TO BE DONE
Extract every line that contains the string "text".

— Begin GIVEN RECORDS —

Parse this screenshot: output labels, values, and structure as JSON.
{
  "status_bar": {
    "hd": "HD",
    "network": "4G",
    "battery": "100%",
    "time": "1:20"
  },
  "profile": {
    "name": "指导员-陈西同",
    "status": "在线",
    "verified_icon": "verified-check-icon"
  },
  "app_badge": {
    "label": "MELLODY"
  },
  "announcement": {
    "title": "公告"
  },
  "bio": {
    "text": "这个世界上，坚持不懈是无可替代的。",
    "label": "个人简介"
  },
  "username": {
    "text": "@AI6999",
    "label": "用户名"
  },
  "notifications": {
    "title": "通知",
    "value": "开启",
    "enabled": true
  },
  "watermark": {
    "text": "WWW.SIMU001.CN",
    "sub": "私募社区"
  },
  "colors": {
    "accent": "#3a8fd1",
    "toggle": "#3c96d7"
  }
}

— End GIVEN RECORDS —
— Begin GIVEN RECORDS —

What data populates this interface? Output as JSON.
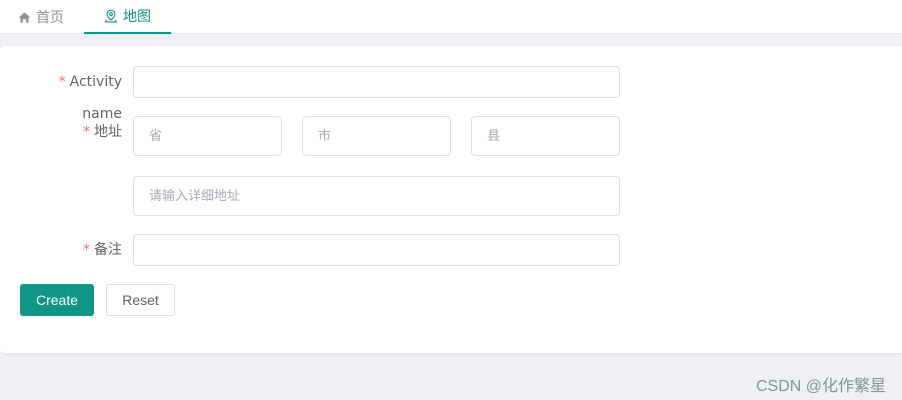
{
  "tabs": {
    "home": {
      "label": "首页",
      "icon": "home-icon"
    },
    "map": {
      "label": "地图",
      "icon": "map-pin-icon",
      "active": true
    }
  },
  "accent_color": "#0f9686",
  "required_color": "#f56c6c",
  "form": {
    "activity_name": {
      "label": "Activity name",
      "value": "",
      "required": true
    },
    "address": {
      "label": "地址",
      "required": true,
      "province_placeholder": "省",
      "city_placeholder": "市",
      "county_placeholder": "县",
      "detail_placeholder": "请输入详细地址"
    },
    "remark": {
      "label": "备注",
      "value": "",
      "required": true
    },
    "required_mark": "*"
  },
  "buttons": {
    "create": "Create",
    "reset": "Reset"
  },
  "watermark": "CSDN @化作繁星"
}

— End GIVEN RECORDS —

RESPONSE BELOW
    "text": "这个世界上，坚持不懈是无可替代的。",
    "text": "@AI6999",
    "text": "WWW.SIMU001.CN",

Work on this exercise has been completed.